━━━ Records provided ━━━

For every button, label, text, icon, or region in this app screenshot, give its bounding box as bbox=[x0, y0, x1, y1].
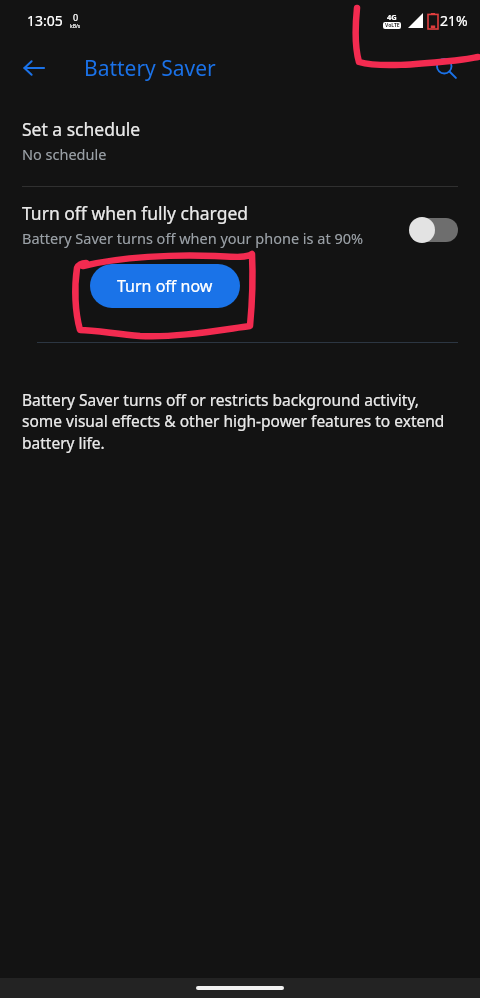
button[interactable]: Back bbox=[10, 44, 58, 92]
staticText: 13:05 bbox=[27, 11, 63, 30]
button[interactable]: Turn off now bbox=[90, 264, 240, 308]
staticText: No schedule bbox=[22, 144, 107, 164]
staticText: 0 bbox=[73, 11, 79, 23]
staticText: Battery Saver turns off or restricts bac… bbox=[22, 389, 456, 454]
staticText: Turn off now bbox=[117, 275, 213, 297]
button[interactable]: Set a schedule bbox=[0, 113, 480, 170]
button[interactable]: Turn off when fully charged bbox=[0, 201, 480, 248]
staticText: Turn off when fully charged bbox=[22, 201, 249, 225]
staticText: Set a schedule bbox=[22, 117, 141, 141]
staticText: Battery Saver turns off when your phone … bbox=[22, 228, 364, 248]
button[interactable]: Turn off when fully charged toggle bbox=[408, 215, 460, 245]
staticText: 21% bbox=[440, 11, 468, 30]
staticText: Battery Saver bbox=[84, 54, 216, 83]
button[interactable]: Search bbox=[422, 44, 470, 92]
staticText: VoLTE bbox=[385, 22, 400, 29]
staticText: 4G bbox=[387, 12, 397, 22]
staticText: kB/s bbox=[70, 23, 81, 30]
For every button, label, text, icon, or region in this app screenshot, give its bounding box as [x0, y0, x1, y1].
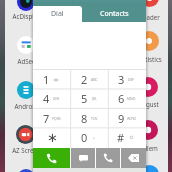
button[interactable]: [17, 36, 35, 54]
staticText: August: [138, 100, 159, 108]
staticText: Contacts: [100, 9, 129, 19]
button[interactable]: 1: [33, 70, 71, 89]
staticText: AcDisplay: [12, 12, 41, 20]
staticText: 3: [118, 72, 125, 87]
button[interactable]: 6: [108, 89, 146, 108]
button[interactable]: 5: [71, 89, 109, 108]
button[interactable]: ∗: [33, 128, 71, 147]
button[interactable]: [139, 31, 159, 51]
staticText: TUV: [91, 116, 98, 121]
staticText: 8: [81, 111, 88, 126]
button[interactable]: [138, 120, 158, 140]
staticText: WXYZ: [127, 116, 136, 121]
staticText: +: [93, 135, 95, 140]
button[interactable]: [17, 169, 35, 172]
button[interactable]: 0: [71, 128, 109, 147]
button[interactable]: [16, 125, 35, 144]
button[interactable]: [17, 0, 35, 11]
staticText: 4: [43, 91, 50, 106]
staticText: MNO: [127, 96, 136, 101]
button[interactable]: 2: [71, 70, 109, 89]
staticText: 7: [43, 111, 50, 126]
button[interactable]: [138, 77, 158, 97]
button[interactable]: #: [108, 128, 146, 147]
staticText: 5: [81, 91, 88, 106]
button[interactable]: 3: [108, 70, 146, 89]
staticText: GHI: [53, 96, 60, 101]
button[interactable]: Call: [33, 148, 70, 168]
staticText: #: [117, 130, 125, 145]
button[interactable]: [17, 81, 35, 99]
staticText: 9: [118, 111, 125, 126]
staticText: 2: [81, 72, 88, 87]
button[interactable]: Add contact: [96, 148, 120, 168]
button[interactable]: Send message: [71, 148, 95, 168]
staticText: 6: [118, 91, 125, 106]
staticText: Reader: [139, 13, 160, 21]
staticText: 1: [43, 72, 50, 87]
button[interactable]: [140, 165, 159, 172]
staticText: ABC: [91, 77, 98, 82]
staticText: ∗: [47, 130, 58, 145]
staticText: PQRS: [52, 116, 61, 121]
staticText: JKL: [92, 96, 97, 101]
button[interactable]: Dial: [33, 6, 82, 22]
staticText: AdSee: [17, 57, 36, 65]
staticText: Willem: [138, 144, 158, 152]
button[interactable]: 9: [108, 109, 146, 128]
button[interactable]: 7: [33, 109, 71, 128]
staticText: DEF: [128, 77, 135, 82]
staticText: Dial: [51, 9, 64, 19]
button[interactable]: Backspace: [121, 148, 146, 168]
staticText: AZ Screen: [12, 146, 41, 154]
staticText: Statistics: [136, 55, 162, 63]
staticText: Android: [14, 102, 38, 110]
button[interactable]: [140, 0, 159, 7]
button[interactable]: Contacts: [83, 6, 146, 22]
button[interactable]: 8: [71, 109, 109, 128]
button[interactable]: 4: [33, 89, 71, 108]
staticText: 0: [81, 130, 88, 145]
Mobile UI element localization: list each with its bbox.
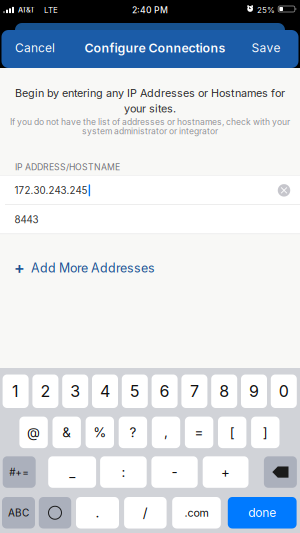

━━━

The request -> Rewrite every entry above with "bounding box" changed to "enclosing rectangle" and everything else kept the same. Leave the pictures out.

The result ->
For every button, label, text, icon, or region in this app screenshot, give its enclosing rectangle as bbox=[x0, y0, x1, y1].
button[interactable]: Back bbox=[10, 44, 58, 92]
staticText: 13:05 bbox=[27, 11, 63, 30]
button[interactable]: Turn off now bbox=[90, 264, 240, 308]
staticText: No schedule bbox=[22, 144, 107, 164]
staticText: 0 bbox=[73, 11, 79, 23]
staticText: Battery Saver turns off or restricts bac… bbox=[22, 389, 456, 454]
staticText: Turn off now bbox=[117, 275, 213, 297]
button[interactable]: Set a schedule bbox=[0, 113, 480, 170]
button[interactable]: Turn off when fully charged bbox=[0, 201, 480, 248]
staticText: Turn off when fully charged bbox=[22, 201, 249, 225]
staticText: Set a schedule bbox=[22, 117, 141, 141]
staticText: Battery Saver turns off when your phone … bbox=[22, 228, 364, 248]
button[interactable]: Turn off when fully charged toggle bbox=[408, 215, 460, 245]
staticText: 21% bbox=[440, 11, 468, 30]
staticText: Battery Saver bbox=[84, 54, 216, 83]
button[interactable]: Search bbox=[422, 44, 470, 92]
staticText: VoLTE bbox=[385, 22, 400, 29]
staticText: 4G bbox=[387, 12, 397, 22]
staticText: kB/s bbox=[70, 23, 81, 30]
For every button, label, text, icon, or region in this app screenshot, give its enclosing rectangle as [x0, y0, x1, y1].
button[interactable]: [17, 36, 35, 54]
staticText: August: [138, 100, 159, 108]
staticText: Contacts: [100, 9, 129, 19]
button[interactable]: 1: [33, 70, 71, 89]
staticText: AcDisplay: [12, 12, 41, 20]
staticText: 3: [118, 72, 125, 87]
button[interactable]: 6: [108, 89, 146, 108]
button[interactable]: 5: [71, 89, 109, 108]
button[interactable]: ∗: [33, 128, 71, 147]
button[interactable]: [139, 31, 159, 51]
staticText: TUV: [91, 116, 98, 121]
staticText: 8: [81, 111, 88, 126]
button[interactable]: [138, 120, 158, 140]
staticText: WXYZ: [127, 116, 136, 121]
staticText: +: [93, 135, 95, 140]
button[interactable]: [17, 169, 35, 172]
button[interactable]: 0: [71, 128, 109, 147]
button[interactable]: [16, 125, 35, 144]
button[interactable]: [17, 0, 35, 11]
staticText: 4: [43, 91, 50, 106]
staticText: MNO: [127, 96, 136, 101]
button[interactable]: 2: [71, 70, 109, 89]
staticText: 7: [43, 111, 50, 126]
button[interactable]: [138, 77, 158, 97]
button[interactable]: #: [108, 128, 146, 147]
staticText: 5: [81, 91, 88, 106]
button[interactable]: 3: [108, 70, 146, 89]
staticText: GHI: [53, 96, 60, 101]
button[interactable]: Call: [33, 148, 70, 168]
staticText: #: [117, 130, 125, 145]
button[interactable]: [17, 81, 35, 99]
staticText: 9: [118, 111, 125, 126]
staticText: 2: [81, 72, 88, 87]
button[interactable]: Add contact: [96, 148, 120, 168]
button[interactable]: Send message: [71, 148, 95, 168]
staticText: 6: [118, 91, 125, 106]
staticText: Reader: [139, 13, 160, 21]
staticText: 1: [43, 72, 50, 87]
button[interactable]: [140, 165, 159, 172]
staticText: ABC: [91, 77, 98, 82]
staticText: ∗: [47, 130, 58, 145]
staticText: PQRS: [52, 116, 61, 121]
staticText: JKL: [92, 96, 97, 101]
button[interactable]: Dial: [33, 6, 82, 22]
staticText: AdSee: [17, 57, 36, 65]
staticText: Willem: [138, 144, 158, 152]
button[interactable]: 9: [108, 109, 146, 128]
button[interactable]: 7: [33, 109, 71, 128]
staticText: DEF: [128, 77, 135, 82]
staticText: Dial: [51, 9, 64, 19]
button[interactable]: Backspace: [121, 148, 146, 168]
staticText: AZ Screen: [12, 146, 41, 154]
staticText: Statistics: [136, 55, 162, 63]
staticText: Android: [14, 102, 38, 110]
button[interactable]: [140, 0, 159, 7]
button[interactable]: Contacts: [83, 6, 146, 22]
button[interactable]: 8: [71, 109, 109, 128]
button[interactable]: 4: [33, 89, 71, 108]
staticText: 0: [81, 130, 88, 145]
Mobile UI element localization: list each with its bbox.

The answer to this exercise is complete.